── GIVEN RECORDS

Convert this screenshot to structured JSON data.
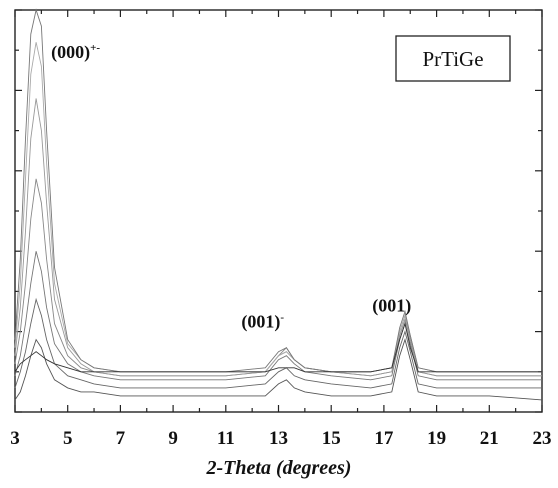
{
  "chart_data": {
    "type": "line",
    "title": "",
    "xlabel": "2-Theta (degrees)",
    "ylabel": "",
    "xlim": [
      3,
      23
    ],
    "ylim": [
      0,
      100
    ],
    "x_ticks": [
      "3",
      "5",
      "7",
      "9",
      "11",
      "13",
      "15",
      "17",
      "19",
      "21",
      "23"
    ],
    "x_tick_values": [
      3,
      5,
      7,
      9,
      11,
      13,
      15,
      17,
      19,
      21,
      23
    ],
    "legend": {
      "label": "PrTiGe",
      "placement": "top-right"
    },
    "annotations": [
      {
        "text": "(000)",
        "superscript": "+-",
        "x": 5.3,
        "y": 88
      },
      {
        "text": "(001)",
        "superscript": "-",
        "x": 12.4,
        "y": 21
      },
      {
        "text": "(001)",
        "superscript": "",
        "x": 17.3,
        "y": 25
      }
    ],
    "grid": false,
    "x": [
      3,
      3.2,
      3.4,
      3.6,
      3.8,
      4.0,
      4.2,
      4.5,
      5.0,
      5.5,
      6.0,
      7.0,
      9.0,
      11.0,
      12.5,
      13.0,
      13.3,
      13.6,
      14.0,
      15.0,
      16.5,
      17.3,
      17.6,
      17.8,
      18.0,
      18.3,
      19.0,
      21.0,
      23.0
    ],
    "series": [
      {
        "values": [
          3,
          5,
          9,
          14,
          18,
          16,
          12,
          8,
          6,
          5,
          5,
          4,
          4,
          4,
          4,
          7,
          8,
          6,
          5,
          4,
          4,
          5,
          14,
          18,
          13,
          5,
          4,
          4,
          3
        ]
      },
      {
        "values": [
          6,
          10,
          15,
          22,
          28,
          24,
          18,
          12,
          9,
          8,
          7,
          6,
          6,
          6,
          7,
          10,
          11,
          9,
          8,
          7,
          6,
          7,
          16,
          20,
          15,
          7,
          6,
          6,
          6
        ]
      },
      {
        "values": [
          9,
          14,
          22,
          32,
          40,
          35,
          26,
          17,
          12,
          10,
          9,
          8,
          8,
          8,
          9,
          13,
          14,
          12,
          10,
          9,
          8,
          9,
          18,
          22,
          17,
          9,
          8,
          8,
          8
        ]
      },
      {
        "values": [
          12,
          20,
          32,
          48,
          58,
          52,
          38,
          22,
          14,
          11,
          10,
          9,
          9,
          9,
          10,
          14,
          16,
          13,
          11,
          10,
          9,
          10,
          19,
          23,
          18,
          10,
          9,
          9,
          9
        ]
      },
      {
        "values": [
          14,
          26,
          45,
          68,
          78,
          70,
          52,
          28,
          16,
          12,
          10,
          9,
          9,
          9,
          10,
          14,
          15,
          13,
          11,
          10,
          9,
          10,
          20,
          24,
          18,
          10,
          9,
          9,
          9
        ]
      },
      {
        "values": [
          16,
          32,
          58,
          84,
          92,
          86,
          62,
          32,
          17,
          13,
          11,
          10,
          10,
          10,
          10,
          14,
          15,
          13,
          11,
          10,
          10,
          11,
          20,
          24,
          19,
          11,
          10,
          10,
          10
        ]
      },
      {
        "values": [
          18,
          38,
          68,
          94,
          100,
          96,
          70,
          36,
          18,
          13,
          11,
          10,
          10,
          10,
          11,
          15,
          16,
          13,
          11,
          10,
          10,
          11,
          21,
          25,
          19,
          11,
          10,
          10,
          10
        ]
      },
      {
        "values": [
          10,
          12,
          13,
          14,
          15,
          14,
          13,
          12,
          11,
          10,
          10,
          10,
          10,
          10,
          10,
          11,
          11,
          11,
          10,
          10,
          10,
          11,
          18,
          22,
          16,
          10,
          10,
          10,
          10
        ]
      }
    ]
  }
}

────

*WHAT YOU HAVE TO DO*:
Except for the pictures, copy every line of the records above exactly.

*REPLY*:
Convert this screenshot to structured JSON data.
{
  "chart_data": {
    "type": "line",
    "title": "",
    "xlabel": "2-Theta (degrees)",
    "ylabel": "",
    "xlim": [
      3,
      23
    ],
    "ylim": [
      0,
      100
    ],
    "x_ticks": [
      "3",
      "5",
      "7",
      "9",
      "11",
      "13",
      "15",
      "17",
      "19",
      "21",
      "23"
    ],
    "x_tick_values": [
      3,
      5,
      7,
      9,
      11,
      13,
      15,
      17,
      19,
      21,
      23
    ],
    "legend": {
      "label": "PrTiGe",
      "placement": "top-right"
    },
    "annotations": [
      {
        "text": "(000)",
        "superscript": "+-",
        "x": 5.3,
        "y": 88
      },
      {
        "text": "(001)",
        "superscript": "-",
        "x": 12.4,
        "y": 21
      },
      {
        "text": "(001)",
        "superscript": "",
        "x": 17.3,
        "y": 25
      }
    ],
    "grid": false,
    "x": [
      3,
      3.2,
      3.4,
      3.6,
      3.8,
      4.0,
      4.2,
      4.5,
      5.0,
      5.5,
      6.0,
      7.0,
      9.0,
      11.0,
      12.5,
      13.0,
      13.3,
      13.6,
      14.0,
      15.0,
      16.5,
      17.3,
      17.6,
      17.8,
      18.0,
      18.3,
      19.0,
      21.0,
      23.0
    ],
    "series": [
      {
        "values": [
          3,
          5,
          9,
          14,
          18,
          16,
          12,
          8,
          6,
          5,
          5,
          4,
          4,
          4,
          4,
          7,
          8,
          6,
          5,
          4,
          4,
          5,
          14,
          18,
          13,
          5,
          4,
          4,
          3
        ]
      },
      {
        "values": [
          6,
          10,
          15,
          22,
          28,
          24,
          18,
          12,
          9,
          8,
          7,
          6,
          6,
          6,
          7,
          10,
          11,
          9,
          8,
          7,
          6,
          7,
          16,
          20,
          15,
          7,
          6,
          6,
          6
        ]
      },
      {
        "values": [
          9,
          14,
          22,
          32,
          40,
          35,
          26,
          17,
          12,
          10,
          9,
          8,
          8,
          8,
          9,
          13,
          14,
          12,
          10,
          9,
          8,
          9,
          18,
          22,
          17,
          9,
          8,
          8,
          8
        ]
      },
      {
        "values": [
          12,
          20,
          32,
          48,
          58,
          52,
          38,
          22,
          14,
          11,
          10,
          9,
          9,
          9,
          10,
          14,
          16,
          13,
          11,
          10,
          9,
          10,
          19,
          23,
          18,
          10,
          9,
          9,
          9
        ]
      },
      {
        "values": [
          14,
          26,
          45,
          68,
          78,
          70,
          52,
          28,
          16,
          12,
          10,
          9,
          9,
          9,
          10,
          14,
          15,
          13,
          11,
          10,
          9,
          10,
          20,
          24,
          18,
          10,
          9,
          9,
          9
        ]
      },
      {
        "values": [
          16,
          32,
          58,
          84,
          92,
          86,
          62,
          32,
          17,
          13,
          11,
          10,
          10,
          10,
          10,
          14,
          15,
          13,
          11,
          10,
          10,
          11,
          20,
          24,
          19,
          11,
          10,
          10,
          10
        ]
      },
      {
        "values": [
          18,
          38,
          68,
          94,
          100,
          96,
          70,
          36,
          18,
          13,
          11,
          10,
          10,
          10,
          11,
          15,
          16,
          13,
          11,
          10,
          10,
          11,
          21,
          25,
          19,
          11,
          10,
          10,
          10
        ]
      },
      {
        "values": [
          10,
          12,
          13,
          14,
          15,
          14,
          13,
          12,
          11,
          10,
          10,
          10,
          10,
          10,
          10,
          11,
          11,
          11,
          10,
          10,
          10,
          11,
          18,
          22,
          16,
          10,
          10,
          10,
          10
        ]
      }
    ]
  }
}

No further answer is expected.